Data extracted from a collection
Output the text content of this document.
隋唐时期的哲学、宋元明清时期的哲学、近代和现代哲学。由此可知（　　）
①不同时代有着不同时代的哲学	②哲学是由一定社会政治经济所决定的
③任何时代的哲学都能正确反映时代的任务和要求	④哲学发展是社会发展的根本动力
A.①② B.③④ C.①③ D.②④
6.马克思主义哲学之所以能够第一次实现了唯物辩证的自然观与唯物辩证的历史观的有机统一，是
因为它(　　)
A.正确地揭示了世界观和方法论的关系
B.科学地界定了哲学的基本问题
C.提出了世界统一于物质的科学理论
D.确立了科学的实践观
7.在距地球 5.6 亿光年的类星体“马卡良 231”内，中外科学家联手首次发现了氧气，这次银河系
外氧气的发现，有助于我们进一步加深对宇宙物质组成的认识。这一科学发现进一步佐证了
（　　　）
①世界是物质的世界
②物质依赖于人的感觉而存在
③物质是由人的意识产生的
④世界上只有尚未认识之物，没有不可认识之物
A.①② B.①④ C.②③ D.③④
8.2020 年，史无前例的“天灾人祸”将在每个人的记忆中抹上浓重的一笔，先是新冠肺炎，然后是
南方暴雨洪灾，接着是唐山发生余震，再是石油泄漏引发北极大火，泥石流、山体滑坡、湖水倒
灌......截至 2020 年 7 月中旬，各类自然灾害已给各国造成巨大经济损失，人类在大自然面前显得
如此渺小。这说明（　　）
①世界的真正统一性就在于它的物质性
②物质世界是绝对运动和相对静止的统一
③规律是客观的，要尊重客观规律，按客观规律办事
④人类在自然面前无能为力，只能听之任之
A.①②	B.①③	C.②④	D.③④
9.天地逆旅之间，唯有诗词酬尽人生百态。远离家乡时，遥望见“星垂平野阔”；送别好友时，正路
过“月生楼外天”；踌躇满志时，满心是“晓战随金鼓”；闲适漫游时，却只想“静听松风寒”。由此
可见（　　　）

▶ **What you will do**: The entries above must be returned in full, exactly as shown.

▶ **Solution**:
Output the text content of this document.
隋唐时期的哲学、宋元明清时期的哲学、近代和现代哲学。由此可知（　　）
①不同时代有着不同时代的哲学	②哲学是由一定社会政治经济所决定的
③任何时代的哲学都能正确反映时代的任务和要求	④哲学发展是社会发展的根本动力
A.①② B.③④ C.①③ D.②④
6.马克思主义哲学之所以能够第一次实现了唯物辩证的自然观与唯物辩证的历史观的有机统一，是
因为它(　　)
A.正确地揭示了世界观和方法论的关系
B.科学地界定了哲学的基本问题
C.提出了世界统一于物质的科学理论
D.确立了科学的实践观
7.在距地球 5.6 亿光年的类星体“马卡良 231”内，中外科学家联手首次发现了氧气，这次银河系
外氧气的发现，有助于我们进一步加深对宇宙物质组成的认识。这一科学发现进一步佐证了
（　　　）
①世界是物质的世界
②物质依赖于人的感觉而存在
③物质是由人的意识产生的
④世界上只有尚未认识之物，没有不可认识之物
A.①② B.①④ C.②③ D.③④
8.2020 年，史无前例的“天灾人祸”将在每个人的记忆中抹上浓重的一笔，先是新冠肺炎，然后是
南方暴雨洪灾，接着是唐山发生余震，再是石油泄漏引发北极大火，泥石流、山体滑坡、湖水倒
灌......截至 2020 年 7 月中旬，各类自然灾害已给各国造成巨大经济损失，人类在大自然面前显得
如此渺小。这说明（　　）
①世界的真正统一性就在于它的物质性
②物质世界是绝对运动和相对静止的统一
③规律是客观的，要尊重客观规律，按客观规律办事
④人类在自然面前无能为力，只能听之任之
A.①②	B.①③	C.②④	D.③④
9.天地逆旅之间，唯有诗词酬尽人生百态。远离家乡时，遥望见“星垂平野阔”；送别好友时，正路
过“月生楼外天”；踌躇满志时，满心是“晓战随金鼓”；闲适漫游时，却只想“静听松风寒”。由此
可见（　　　）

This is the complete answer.